══ Supplied records

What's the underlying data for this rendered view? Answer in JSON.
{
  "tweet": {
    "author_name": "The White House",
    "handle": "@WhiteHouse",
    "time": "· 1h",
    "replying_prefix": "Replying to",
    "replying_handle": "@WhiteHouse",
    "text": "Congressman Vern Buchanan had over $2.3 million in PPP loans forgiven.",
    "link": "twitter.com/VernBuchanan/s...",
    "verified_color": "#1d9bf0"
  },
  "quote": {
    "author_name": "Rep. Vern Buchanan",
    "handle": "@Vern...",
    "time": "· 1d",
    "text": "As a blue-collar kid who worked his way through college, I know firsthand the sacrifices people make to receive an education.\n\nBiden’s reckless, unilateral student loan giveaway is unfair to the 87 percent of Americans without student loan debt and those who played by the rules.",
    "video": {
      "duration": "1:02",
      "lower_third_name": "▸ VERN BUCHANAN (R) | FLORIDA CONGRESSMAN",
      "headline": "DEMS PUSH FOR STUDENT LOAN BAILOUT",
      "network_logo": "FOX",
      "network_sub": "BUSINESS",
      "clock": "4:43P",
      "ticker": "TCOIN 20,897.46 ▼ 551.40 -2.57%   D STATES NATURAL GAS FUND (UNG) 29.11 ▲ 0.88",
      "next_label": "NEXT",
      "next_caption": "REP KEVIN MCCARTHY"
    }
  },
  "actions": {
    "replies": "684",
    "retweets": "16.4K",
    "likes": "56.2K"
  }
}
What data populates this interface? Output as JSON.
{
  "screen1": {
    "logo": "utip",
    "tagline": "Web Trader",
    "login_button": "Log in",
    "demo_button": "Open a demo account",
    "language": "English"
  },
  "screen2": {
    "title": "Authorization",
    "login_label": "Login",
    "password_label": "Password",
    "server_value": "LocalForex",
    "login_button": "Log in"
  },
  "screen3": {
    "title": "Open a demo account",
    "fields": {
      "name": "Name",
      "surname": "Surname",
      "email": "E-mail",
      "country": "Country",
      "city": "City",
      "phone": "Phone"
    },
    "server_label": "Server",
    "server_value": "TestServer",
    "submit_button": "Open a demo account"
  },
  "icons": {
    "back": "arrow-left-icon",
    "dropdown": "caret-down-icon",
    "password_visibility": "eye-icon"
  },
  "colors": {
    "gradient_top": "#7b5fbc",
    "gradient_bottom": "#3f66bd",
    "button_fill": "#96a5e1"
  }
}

════

→ Your task: Among the entries above, how many lines hold the string "account"? Respond with nothing but the number.

→ Result of the task: 3